Given data
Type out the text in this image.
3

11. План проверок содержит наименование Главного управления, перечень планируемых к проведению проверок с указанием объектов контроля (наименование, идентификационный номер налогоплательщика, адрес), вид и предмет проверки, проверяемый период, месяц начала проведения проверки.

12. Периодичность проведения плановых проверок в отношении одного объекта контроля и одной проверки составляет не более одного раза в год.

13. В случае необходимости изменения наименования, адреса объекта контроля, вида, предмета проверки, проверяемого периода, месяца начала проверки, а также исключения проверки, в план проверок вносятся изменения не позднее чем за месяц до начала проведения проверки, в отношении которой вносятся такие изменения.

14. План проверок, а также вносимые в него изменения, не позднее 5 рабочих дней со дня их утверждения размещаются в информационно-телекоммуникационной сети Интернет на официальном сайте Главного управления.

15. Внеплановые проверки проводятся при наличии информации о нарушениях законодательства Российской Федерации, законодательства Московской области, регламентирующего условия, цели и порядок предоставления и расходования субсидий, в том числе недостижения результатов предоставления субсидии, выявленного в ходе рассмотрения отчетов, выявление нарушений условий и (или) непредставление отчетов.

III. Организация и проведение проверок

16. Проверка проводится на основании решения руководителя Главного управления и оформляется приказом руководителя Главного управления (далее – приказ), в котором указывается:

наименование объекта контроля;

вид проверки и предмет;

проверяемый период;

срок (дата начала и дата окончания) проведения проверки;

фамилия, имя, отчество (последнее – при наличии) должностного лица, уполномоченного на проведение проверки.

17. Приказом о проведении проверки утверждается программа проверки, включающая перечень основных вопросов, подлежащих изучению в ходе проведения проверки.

==

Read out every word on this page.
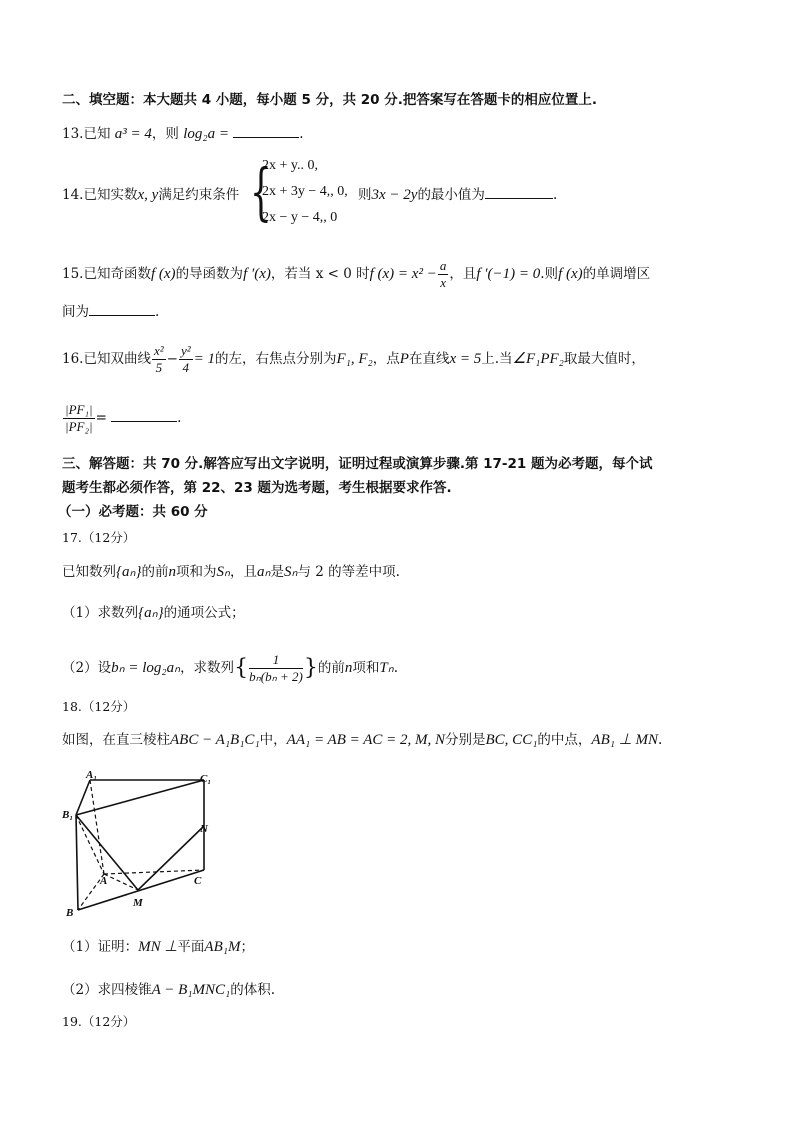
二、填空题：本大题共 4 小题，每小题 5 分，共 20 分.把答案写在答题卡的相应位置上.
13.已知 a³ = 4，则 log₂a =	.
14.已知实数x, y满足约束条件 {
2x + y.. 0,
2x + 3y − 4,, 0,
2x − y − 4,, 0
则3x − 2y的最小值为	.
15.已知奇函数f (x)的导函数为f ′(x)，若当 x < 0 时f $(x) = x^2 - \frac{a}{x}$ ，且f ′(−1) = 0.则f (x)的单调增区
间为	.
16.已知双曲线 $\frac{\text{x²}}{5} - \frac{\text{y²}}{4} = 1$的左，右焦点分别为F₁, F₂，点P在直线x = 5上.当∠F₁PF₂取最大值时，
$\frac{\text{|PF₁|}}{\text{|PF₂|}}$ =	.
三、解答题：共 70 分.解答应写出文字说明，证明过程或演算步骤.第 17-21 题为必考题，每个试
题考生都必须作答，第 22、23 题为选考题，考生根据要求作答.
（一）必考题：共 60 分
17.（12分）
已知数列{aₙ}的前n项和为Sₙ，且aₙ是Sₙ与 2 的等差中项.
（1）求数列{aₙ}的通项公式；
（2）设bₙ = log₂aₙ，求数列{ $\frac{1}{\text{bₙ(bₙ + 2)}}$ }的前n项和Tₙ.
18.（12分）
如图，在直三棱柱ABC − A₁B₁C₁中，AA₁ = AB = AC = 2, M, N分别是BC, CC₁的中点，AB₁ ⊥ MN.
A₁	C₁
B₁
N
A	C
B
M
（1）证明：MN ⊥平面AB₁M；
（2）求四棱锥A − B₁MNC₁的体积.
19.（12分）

--

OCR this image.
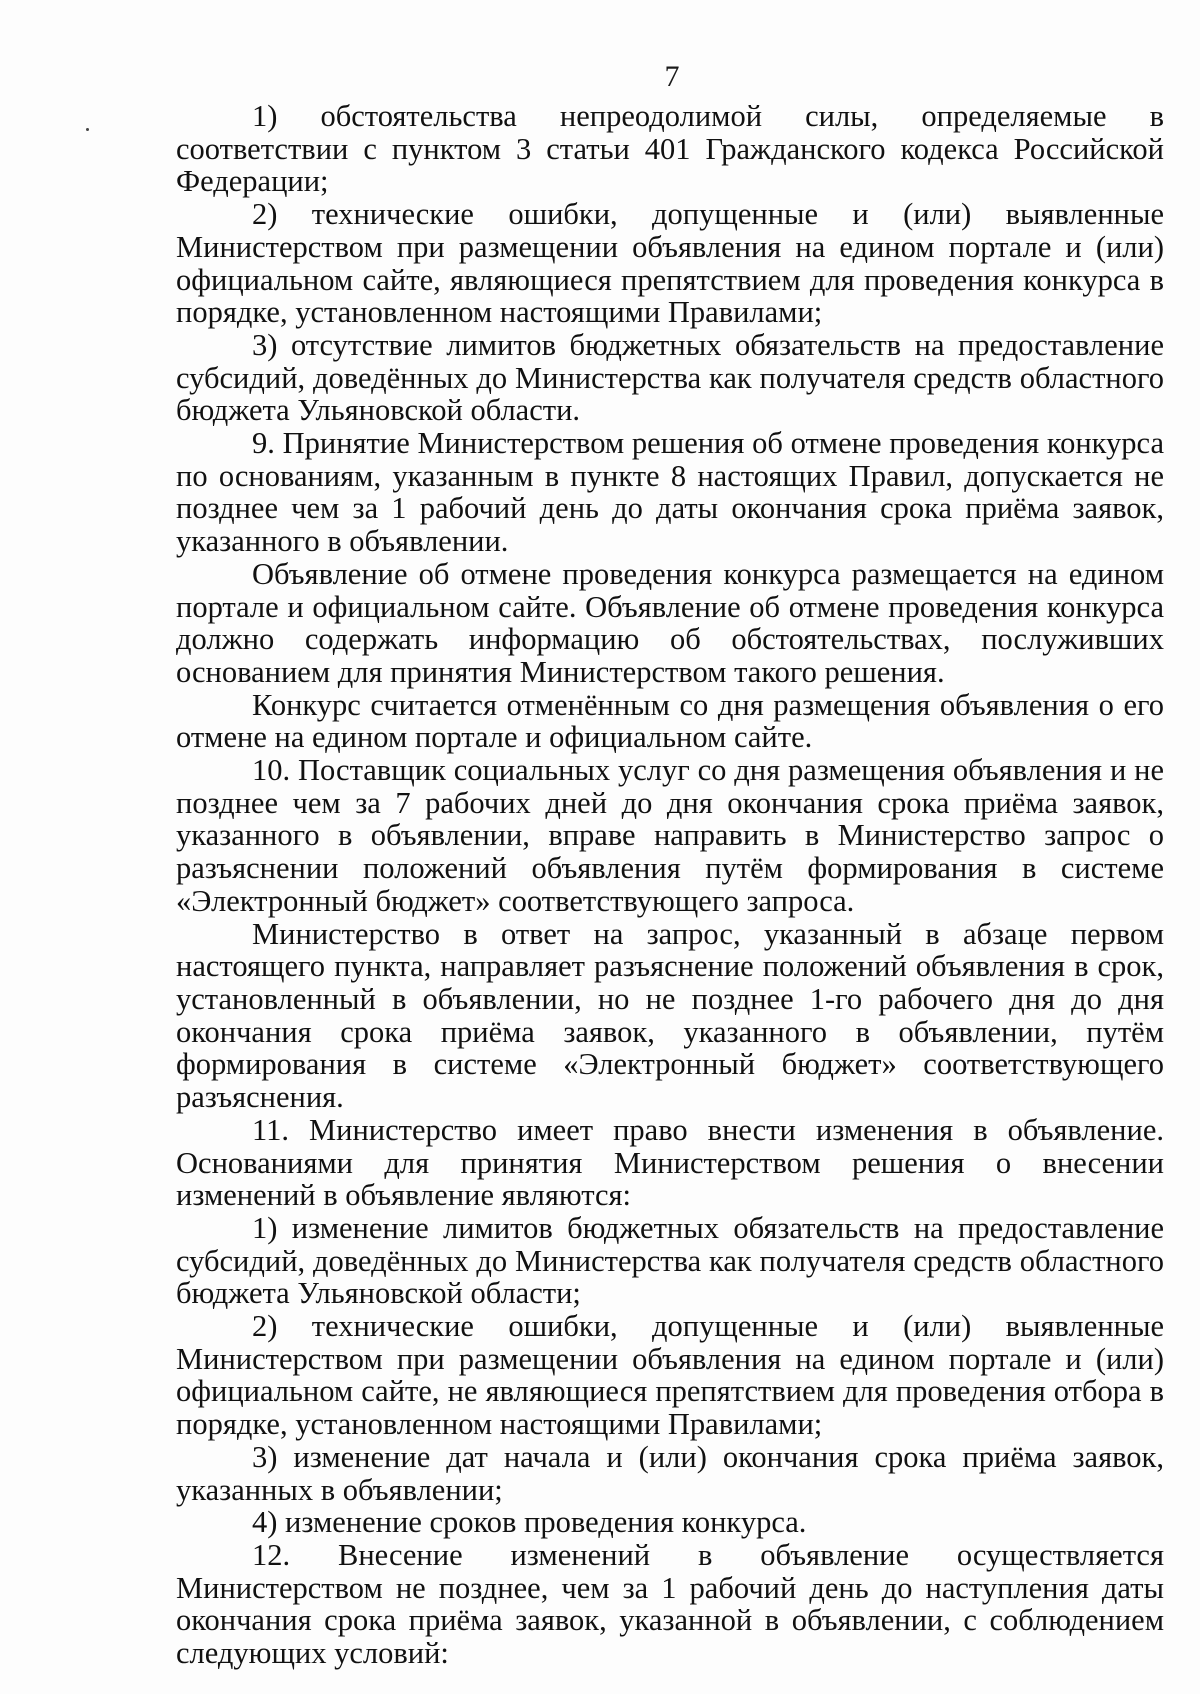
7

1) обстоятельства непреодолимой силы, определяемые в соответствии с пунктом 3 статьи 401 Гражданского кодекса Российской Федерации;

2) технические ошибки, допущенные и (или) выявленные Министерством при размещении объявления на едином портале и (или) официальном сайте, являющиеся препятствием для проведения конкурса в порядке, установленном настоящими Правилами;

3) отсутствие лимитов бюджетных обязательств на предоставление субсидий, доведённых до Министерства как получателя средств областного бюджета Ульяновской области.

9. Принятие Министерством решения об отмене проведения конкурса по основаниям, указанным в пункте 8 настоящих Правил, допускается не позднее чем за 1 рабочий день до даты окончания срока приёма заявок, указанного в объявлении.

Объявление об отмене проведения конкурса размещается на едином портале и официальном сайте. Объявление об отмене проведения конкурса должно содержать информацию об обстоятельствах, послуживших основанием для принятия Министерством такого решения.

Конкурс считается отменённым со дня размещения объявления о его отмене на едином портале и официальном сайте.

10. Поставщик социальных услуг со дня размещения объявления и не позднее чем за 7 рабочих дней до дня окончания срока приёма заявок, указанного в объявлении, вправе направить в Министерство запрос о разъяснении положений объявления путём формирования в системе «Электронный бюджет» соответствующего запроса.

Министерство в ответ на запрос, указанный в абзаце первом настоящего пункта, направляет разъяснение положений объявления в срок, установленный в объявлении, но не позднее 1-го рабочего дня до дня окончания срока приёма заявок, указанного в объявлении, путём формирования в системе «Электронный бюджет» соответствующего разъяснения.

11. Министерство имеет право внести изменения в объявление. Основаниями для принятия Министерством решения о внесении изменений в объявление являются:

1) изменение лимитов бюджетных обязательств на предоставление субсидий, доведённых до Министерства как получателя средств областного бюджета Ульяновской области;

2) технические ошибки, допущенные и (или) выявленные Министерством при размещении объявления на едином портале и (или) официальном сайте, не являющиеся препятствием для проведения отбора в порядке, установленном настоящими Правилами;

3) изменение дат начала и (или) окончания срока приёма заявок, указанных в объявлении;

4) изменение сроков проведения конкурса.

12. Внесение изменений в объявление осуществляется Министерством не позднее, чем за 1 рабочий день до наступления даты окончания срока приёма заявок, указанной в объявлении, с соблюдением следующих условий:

Exercise prompt
Go over the records above line by line and count those holding the word "предоставление". Reply only with the number.

Solution
2